ENTRIES SUPPLIED ::

- - -

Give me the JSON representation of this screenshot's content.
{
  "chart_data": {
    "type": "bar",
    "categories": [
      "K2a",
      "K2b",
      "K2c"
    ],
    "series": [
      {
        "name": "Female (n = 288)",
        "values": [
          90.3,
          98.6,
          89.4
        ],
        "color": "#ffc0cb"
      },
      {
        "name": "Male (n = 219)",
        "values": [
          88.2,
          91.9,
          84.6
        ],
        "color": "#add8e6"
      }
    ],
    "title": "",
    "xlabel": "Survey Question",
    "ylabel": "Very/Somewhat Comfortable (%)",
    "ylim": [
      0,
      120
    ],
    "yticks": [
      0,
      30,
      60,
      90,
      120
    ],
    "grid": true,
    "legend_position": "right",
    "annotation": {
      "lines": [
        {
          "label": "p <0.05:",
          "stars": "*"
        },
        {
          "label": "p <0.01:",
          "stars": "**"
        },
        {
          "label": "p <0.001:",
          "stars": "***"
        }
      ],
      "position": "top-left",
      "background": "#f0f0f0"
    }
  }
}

- - -

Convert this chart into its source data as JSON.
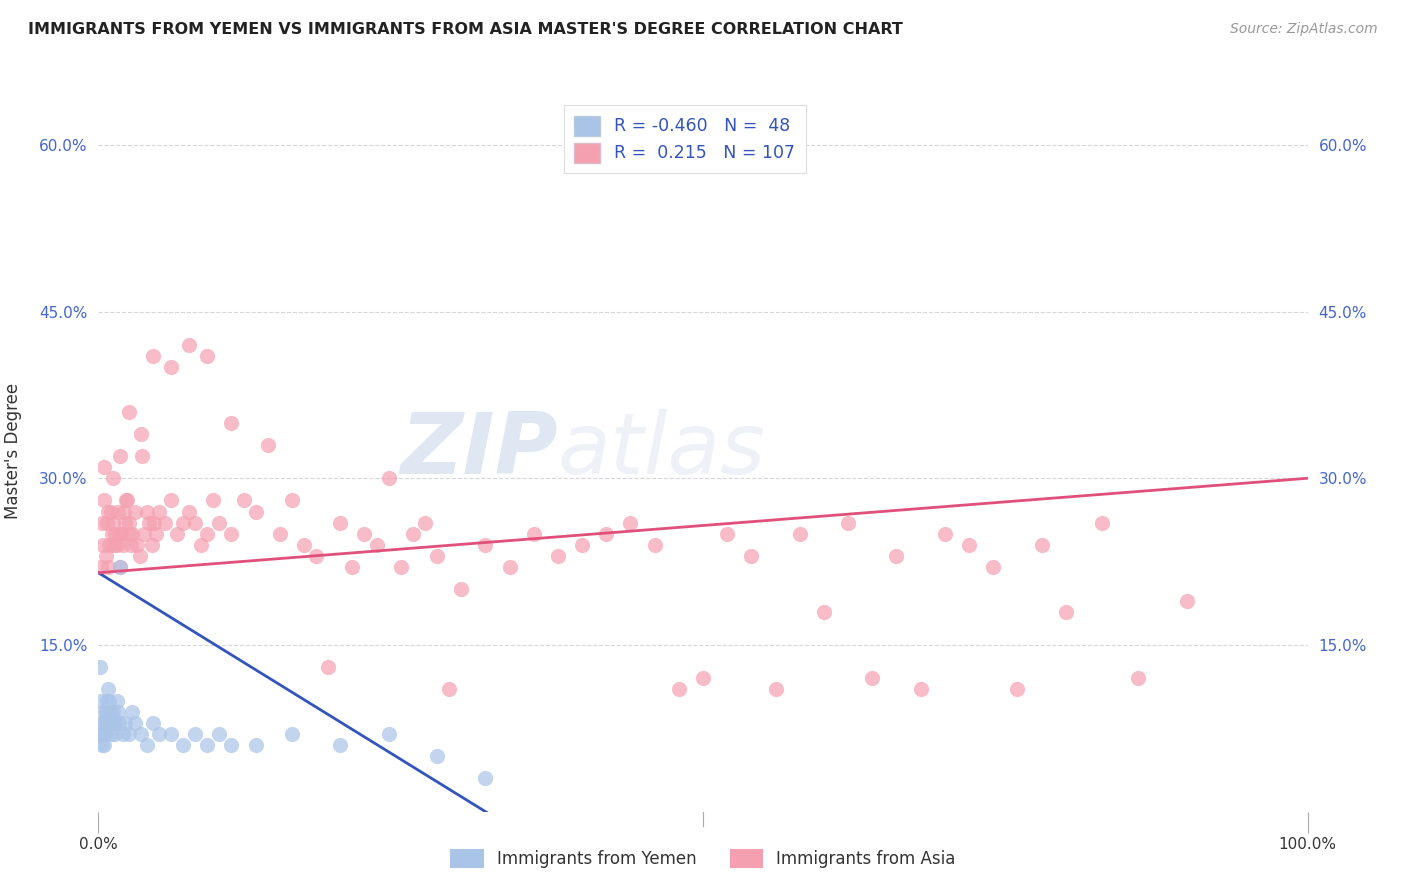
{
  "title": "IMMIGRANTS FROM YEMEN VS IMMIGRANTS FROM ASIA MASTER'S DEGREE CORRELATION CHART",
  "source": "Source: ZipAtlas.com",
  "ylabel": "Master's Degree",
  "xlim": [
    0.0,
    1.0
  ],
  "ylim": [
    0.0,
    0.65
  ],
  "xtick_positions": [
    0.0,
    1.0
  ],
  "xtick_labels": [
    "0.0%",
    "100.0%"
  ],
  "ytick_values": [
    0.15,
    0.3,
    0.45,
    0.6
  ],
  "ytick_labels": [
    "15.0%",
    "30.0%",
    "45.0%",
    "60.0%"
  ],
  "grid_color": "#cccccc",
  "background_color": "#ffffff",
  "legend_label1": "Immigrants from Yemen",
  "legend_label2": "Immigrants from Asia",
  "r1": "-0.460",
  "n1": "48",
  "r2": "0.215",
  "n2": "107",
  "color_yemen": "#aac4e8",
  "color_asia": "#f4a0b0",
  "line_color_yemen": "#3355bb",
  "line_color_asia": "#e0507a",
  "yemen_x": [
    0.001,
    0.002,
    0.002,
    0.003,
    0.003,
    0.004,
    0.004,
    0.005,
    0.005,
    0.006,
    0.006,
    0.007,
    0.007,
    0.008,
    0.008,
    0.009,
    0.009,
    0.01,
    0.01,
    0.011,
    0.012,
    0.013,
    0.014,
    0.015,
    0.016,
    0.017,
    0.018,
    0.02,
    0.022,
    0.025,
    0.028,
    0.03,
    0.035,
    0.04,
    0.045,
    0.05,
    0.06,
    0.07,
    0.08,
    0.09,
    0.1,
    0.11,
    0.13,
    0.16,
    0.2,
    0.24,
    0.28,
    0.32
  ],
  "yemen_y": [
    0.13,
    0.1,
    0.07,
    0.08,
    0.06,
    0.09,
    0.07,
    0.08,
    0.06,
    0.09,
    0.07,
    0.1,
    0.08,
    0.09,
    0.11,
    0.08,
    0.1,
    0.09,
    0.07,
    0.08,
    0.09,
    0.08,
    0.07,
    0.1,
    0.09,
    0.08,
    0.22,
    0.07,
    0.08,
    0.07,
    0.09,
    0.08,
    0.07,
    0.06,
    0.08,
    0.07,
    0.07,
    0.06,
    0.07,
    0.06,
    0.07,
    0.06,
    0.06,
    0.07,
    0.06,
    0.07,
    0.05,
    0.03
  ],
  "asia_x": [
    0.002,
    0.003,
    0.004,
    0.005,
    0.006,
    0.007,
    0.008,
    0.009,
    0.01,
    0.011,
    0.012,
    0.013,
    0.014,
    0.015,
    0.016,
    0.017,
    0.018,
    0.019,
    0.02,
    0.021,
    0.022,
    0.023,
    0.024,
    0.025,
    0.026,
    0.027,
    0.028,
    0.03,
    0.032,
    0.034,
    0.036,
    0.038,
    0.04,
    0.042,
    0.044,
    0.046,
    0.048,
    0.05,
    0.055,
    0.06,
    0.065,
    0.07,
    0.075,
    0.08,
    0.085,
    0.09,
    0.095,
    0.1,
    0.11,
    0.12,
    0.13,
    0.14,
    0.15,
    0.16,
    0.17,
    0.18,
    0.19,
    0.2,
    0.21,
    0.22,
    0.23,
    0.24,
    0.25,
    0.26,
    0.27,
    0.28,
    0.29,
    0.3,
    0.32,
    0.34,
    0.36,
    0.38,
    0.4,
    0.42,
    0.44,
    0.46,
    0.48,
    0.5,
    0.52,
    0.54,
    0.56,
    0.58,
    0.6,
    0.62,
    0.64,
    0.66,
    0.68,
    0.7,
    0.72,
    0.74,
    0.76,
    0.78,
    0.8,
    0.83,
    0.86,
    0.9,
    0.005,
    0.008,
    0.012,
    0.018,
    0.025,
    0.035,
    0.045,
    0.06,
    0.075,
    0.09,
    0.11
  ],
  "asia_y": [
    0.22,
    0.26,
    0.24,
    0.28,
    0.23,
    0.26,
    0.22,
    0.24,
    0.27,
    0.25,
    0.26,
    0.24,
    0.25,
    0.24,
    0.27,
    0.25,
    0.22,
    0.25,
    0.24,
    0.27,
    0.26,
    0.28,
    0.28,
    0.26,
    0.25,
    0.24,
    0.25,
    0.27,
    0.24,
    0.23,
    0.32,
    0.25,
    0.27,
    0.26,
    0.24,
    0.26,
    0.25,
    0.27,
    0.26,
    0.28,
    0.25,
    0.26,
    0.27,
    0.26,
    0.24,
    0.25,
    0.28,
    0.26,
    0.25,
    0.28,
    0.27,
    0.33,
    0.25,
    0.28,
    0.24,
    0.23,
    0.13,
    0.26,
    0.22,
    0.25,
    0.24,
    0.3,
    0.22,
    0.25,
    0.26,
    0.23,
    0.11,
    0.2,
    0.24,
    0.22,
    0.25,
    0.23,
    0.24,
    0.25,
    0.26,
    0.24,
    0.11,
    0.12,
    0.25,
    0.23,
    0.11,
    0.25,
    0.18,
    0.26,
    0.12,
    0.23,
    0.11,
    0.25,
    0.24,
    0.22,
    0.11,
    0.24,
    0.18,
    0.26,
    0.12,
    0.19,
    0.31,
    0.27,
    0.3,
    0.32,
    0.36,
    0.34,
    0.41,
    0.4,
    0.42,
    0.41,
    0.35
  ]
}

- - -

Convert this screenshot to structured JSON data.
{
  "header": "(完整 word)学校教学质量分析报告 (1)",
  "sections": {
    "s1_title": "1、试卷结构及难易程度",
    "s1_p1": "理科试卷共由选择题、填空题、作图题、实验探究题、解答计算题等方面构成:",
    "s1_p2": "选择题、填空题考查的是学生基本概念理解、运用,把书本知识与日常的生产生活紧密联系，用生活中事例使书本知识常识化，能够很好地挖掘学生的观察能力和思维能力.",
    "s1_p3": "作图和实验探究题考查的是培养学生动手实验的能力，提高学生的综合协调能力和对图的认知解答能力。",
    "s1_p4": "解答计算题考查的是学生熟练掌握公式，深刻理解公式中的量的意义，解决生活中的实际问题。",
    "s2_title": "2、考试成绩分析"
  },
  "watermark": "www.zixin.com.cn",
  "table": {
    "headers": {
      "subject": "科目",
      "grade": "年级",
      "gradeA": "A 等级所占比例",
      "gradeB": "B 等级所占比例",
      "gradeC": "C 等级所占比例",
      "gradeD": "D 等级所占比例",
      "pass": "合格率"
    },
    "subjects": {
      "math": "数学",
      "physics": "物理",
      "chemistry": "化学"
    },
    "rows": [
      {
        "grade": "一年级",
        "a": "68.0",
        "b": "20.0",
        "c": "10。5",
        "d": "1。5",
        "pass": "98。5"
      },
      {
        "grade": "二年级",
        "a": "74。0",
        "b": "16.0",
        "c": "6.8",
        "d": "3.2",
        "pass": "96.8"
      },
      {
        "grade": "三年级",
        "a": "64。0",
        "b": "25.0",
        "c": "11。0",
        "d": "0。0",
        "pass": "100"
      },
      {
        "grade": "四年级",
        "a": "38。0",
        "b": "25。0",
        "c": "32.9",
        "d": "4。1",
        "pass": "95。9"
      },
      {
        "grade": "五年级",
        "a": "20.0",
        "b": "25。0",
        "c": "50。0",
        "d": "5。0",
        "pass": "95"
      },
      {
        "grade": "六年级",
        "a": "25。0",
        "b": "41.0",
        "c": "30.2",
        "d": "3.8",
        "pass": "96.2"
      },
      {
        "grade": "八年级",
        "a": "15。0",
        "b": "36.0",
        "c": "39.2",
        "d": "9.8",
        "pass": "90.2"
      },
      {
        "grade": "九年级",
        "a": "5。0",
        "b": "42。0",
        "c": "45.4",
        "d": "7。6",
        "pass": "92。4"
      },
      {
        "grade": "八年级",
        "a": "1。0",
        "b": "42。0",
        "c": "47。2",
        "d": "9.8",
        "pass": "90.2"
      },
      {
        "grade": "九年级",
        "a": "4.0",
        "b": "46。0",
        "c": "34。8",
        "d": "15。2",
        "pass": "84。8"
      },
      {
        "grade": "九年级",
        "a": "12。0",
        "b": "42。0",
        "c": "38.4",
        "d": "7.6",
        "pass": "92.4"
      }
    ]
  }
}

- - -

SHORT PROBLEM :: Return each line in the records that holds the string "screenshot".

REPLY ::
Give me the JSON representation of this screenshot's content.
Convert this screenshot to structured JSON data.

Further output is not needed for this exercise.